- **WORK TO DO**
Using the material that follows, identify and copy each line with the string "including".

[BEGIN SOURCE MATERIAL]

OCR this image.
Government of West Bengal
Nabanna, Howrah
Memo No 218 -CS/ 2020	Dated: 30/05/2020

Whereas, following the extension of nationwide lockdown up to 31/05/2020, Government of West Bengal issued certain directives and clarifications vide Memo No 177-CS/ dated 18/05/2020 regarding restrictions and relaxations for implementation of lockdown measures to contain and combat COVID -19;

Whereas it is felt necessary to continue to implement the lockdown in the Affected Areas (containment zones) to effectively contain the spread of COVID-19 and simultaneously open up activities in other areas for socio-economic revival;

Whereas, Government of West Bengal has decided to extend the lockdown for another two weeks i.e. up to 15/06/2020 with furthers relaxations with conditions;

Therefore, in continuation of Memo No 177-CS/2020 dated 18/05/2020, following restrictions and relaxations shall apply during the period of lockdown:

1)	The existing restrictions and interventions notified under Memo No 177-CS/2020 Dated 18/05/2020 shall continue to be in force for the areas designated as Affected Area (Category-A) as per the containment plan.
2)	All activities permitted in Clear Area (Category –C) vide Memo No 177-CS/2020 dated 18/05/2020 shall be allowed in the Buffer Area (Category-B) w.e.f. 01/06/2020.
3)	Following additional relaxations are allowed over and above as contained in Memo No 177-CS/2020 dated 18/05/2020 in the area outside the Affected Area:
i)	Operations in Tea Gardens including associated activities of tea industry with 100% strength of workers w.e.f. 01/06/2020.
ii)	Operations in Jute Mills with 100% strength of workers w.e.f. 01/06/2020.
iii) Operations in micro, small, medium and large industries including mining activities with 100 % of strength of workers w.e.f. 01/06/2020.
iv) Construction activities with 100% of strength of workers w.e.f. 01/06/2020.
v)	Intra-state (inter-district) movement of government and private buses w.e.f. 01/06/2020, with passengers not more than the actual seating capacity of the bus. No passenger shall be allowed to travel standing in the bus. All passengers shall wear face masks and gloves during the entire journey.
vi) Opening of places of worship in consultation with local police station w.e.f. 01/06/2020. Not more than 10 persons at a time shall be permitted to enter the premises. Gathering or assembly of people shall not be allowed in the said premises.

[END SOURCE MATERIAL]

- **SOLUTION TO THE EXERCISE**
i)	Operations in Tea Gardens including associated activities of tea industry with 100% strength of workers w.e.f. 01/06/2020.
iii) Operations in micro, small, medium and large industries including mining activities with 100 % of strength of workers w.e.f. 01/06/2020.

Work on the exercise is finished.